**Given records:**
------------------------------------------------------------------------
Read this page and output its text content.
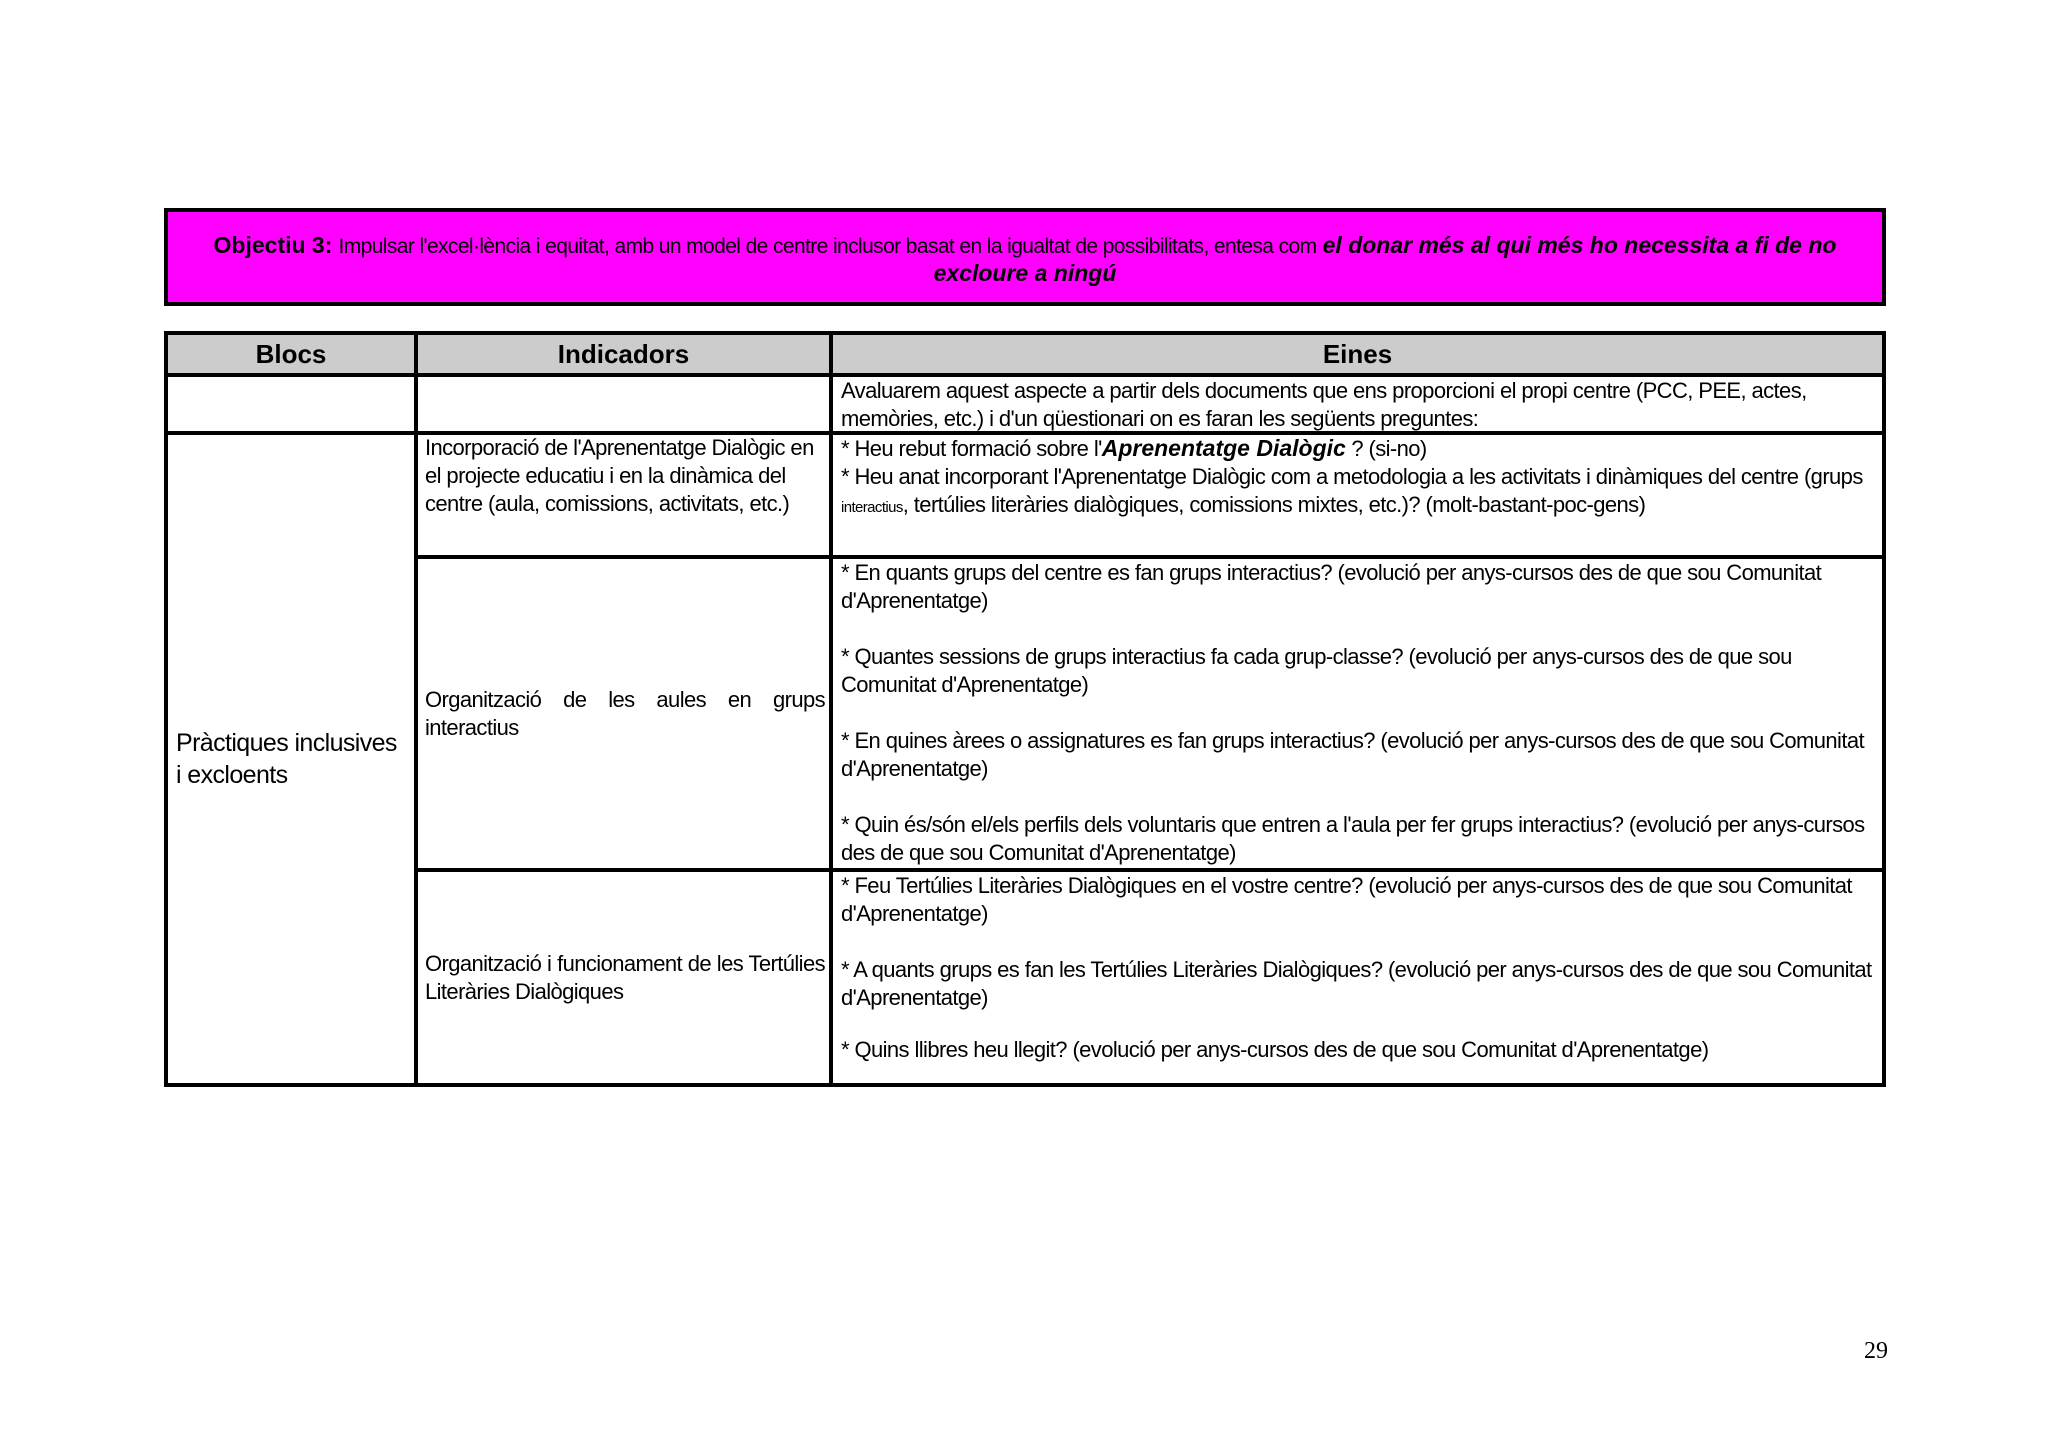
Objectiu 3: Impulsar l'excel·lència i equitat, amb un model de centre inclusor basat en la igualtat de possibilitats, entesa com el donar més al qui més ho necessita a fi de no excloure a ningú
Blocs	Indicadors	Eines
Avaluarem aquest aspecte a partir dels documents que ens proporcioni el propi centre (PCC, PEE, actes, memòries, etc.) i d'un qüestionari on es faran les següents preguntes:
Pràctiques inclusives i excloents
Incorporació de l'Aprenentatge Dialògic en el projecte educatiu i en la dinàmica del centre (aula, comissions, activitats, etc.)
* Heu rebut formació sobre l'Aprenentatge Dialògic ? (si-no)
* Heu anat incorporant l'Aprenentatge Dialògic com a metodologia a les activitats i dinàmiques del centre (grups interactius, tertúlies literàries dialògiques, comissions mixtes, etc.)? (molt-bastant-poc-gens)
Organització de les aules en grups interactius
* En quants grups del centre es fan grups interactius? (evolució per anys-cursos des de que sou Comunitat d'Aprenentatge)
* Quantes sessions de grups interactius fa cada grup-classe? (evolució per anys-cursos des de que sou Comunitat d'Aprenentatge)
* En quines àrees o assignatures es fan grups interactius? (evolució per anys-cursos des de que sou Comunitat d'Aprenentatge)
* Quin és/són el/els perfils dels voluntaris que entren a l'aula per fer grups interactius? (evolució per anys-cursos des de que sou Comunitat d'Aprenentatge)
Organització i funcionament de les Tertúlies Literàries Dialògiques
* Feu Tertúlies Literàries Dialògiques en el vostre centre? (evolució per anys-cursos des de que sou Comunitat d'Aprenentatge)
* A quants grups es fan les Tertúlies Literàries Dialògiques? (evolució per anys-cursos des de que sou Comunitat d'Aprenentatge)
* Quins llibres heu llegit? (evolució per anys-cursos des de que sou Comunitat d'Aprenentatge)
29
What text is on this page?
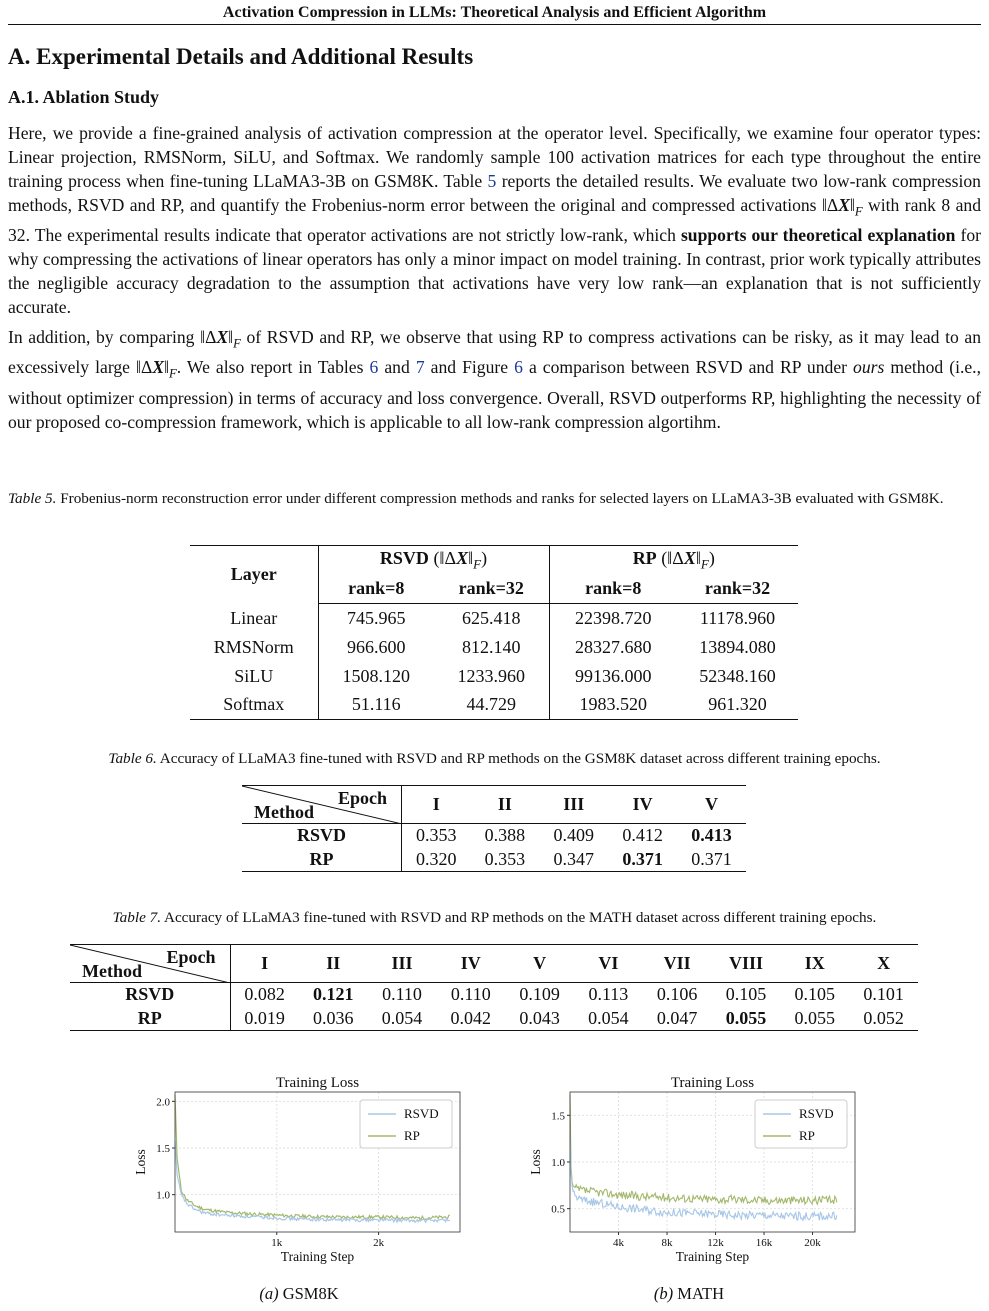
Activation Compression in LLMs: Theoretical Analysis and Efficient Algorithm
A. Experimental Details and Additional Results
A.1. Ablation Study
Here, we provide a fine-grained analysis of activation compression at the operator level. Specifically, we examine four operator types: Linear projection, RMSNorm, SiLU, and Softmax. We randomly sample 100 activation matrices for each type throughout the entire training process when fine-tuning LLaMA3-3B on GSM8K. Table 5 reports the detailed results. We evaluate two low-rank compression methods, RSVD and RP, and quantify the Frobenius-norm error between the original and compressed activations $‖\Delta X‖_F$ with rank 8 and 32. The experimental results indicate that operator activations are not strictly low-rank, which supports our theoretical explanation for why compressing the activations of linear operators has only a minor impact on model training. In contrast, prior work typically attributes the negligible accuracy degradation to the assumption that activations have very low rank—an explanation that is not sufficiently accurate.
In addition, by comparing $‖\Delta X‖_F$ of RSVD and RP, we observe that using RP to compress activations can be risky, as it may lead to an excessively large $‖\Delta X‖_F$. We also report in Tables 6 and 7 and Figure 6 a comparison between RSVD and RP under ours method (i.e., without optimizer compression) in terms of accuracy and loss convergence. Overall, RSVD outperforms RP, highlighting the necessity of our proposed co-compression framework, which is applicable to all low-rank compression algortihm.
Table 5. Frobenius-norm reconstruction error under different compression methods and ranks for selected layers on LLaMA3-3B evaluated with GSM8K.
Layer	RSVD $(‖\Delta X‖_F)$		RP $(‖\Delta X‖_F)$	
	rank=8	rank=32	rank=8	rank=32
Linear	745.965	625.418	22398.720	11178.960
RMSNorm	966.600	812.140	28327.680	13894.080
SiLU	1508.120	1233.960	99136.000	52348.160
Softmax	51.116	44.729	1983.520	961.320
Table 6. Accuracy of LLaMA3 fine-tuned with RSVD and RP methods on the GSM8K dataset across different training epochs.
Epoch
Method	I	II	III	IV	V
RSVD	0.353	0.388	0.409	0.412	0.413
RP	0.320	0.353	0.347	0.371	0.371
Table 7. Accuracy of LLaMA3 fine-tuned with RSVD and RP methods on the MATH dataset across different training epochs.
Epoch
Method	I	II	III	IV	V	VI	VII	VIII	IX	X
RSVD	0.082	0.121	0.110	0.110	0.109	0.113	0.106	0.105	0.105	0.101
RP	0.019	0.036	0.054	0.042	0.043	0.054	0.047	0.055	0.055	0.052
Training Loss
1k	2k
1.0
1.5
2.0
Training Step
Loss
RSVD
RP
Training Loss
4k	8k	12k	16k	20k
0.5
1.0
1.5
Training Step
Loss
RSVD
RP
(a) GSM8K	(b) MATH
------------------------------------------------------------------------
**Task details:** Of the lines in this data, how many contain "page"? Reply with only the number.

**Full output:** 2